**INSTRUCTIONS TO FOLLOW**
Tally the lines in the records underneath that contain the string "Worshipful", and state the figure by itself.

**AVAILABLE DATA**
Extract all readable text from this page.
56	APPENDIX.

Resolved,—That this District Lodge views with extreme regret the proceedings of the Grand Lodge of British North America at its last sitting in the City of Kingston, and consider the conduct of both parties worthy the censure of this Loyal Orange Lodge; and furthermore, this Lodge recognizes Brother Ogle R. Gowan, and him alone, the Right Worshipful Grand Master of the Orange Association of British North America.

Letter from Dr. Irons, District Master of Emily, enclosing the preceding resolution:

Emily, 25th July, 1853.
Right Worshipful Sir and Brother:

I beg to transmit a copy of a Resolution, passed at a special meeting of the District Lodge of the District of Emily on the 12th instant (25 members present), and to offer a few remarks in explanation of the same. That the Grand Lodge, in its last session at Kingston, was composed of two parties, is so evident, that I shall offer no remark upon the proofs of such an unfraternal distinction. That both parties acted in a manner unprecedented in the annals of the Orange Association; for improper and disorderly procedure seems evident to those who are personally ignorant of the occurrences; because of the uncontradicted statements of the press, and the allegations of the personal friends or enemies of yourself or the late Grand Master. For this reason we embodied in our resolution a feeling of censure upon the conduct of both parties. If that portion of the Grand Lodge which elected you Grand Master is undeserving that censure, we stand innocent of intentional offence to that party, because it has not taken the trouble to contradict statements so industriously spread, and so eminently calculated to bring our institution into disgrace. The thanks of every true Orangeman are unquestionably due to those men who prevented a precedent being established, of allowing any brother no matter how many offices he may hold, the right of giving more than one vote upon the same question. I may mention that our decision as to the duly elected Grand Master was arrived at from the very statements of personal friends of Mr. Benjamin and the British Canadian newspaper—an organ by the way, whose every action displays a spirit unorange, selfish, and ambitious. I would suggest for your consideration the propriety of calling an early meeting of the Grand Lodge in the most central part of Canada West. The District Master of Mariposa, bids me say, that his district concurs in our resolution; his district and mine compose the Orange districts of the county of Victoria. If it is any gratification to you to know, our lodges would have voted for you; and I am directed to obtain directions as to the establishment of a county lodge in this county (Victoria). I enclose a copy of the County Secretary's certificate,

**RESPONSE FOR THIS EXERCISE**
2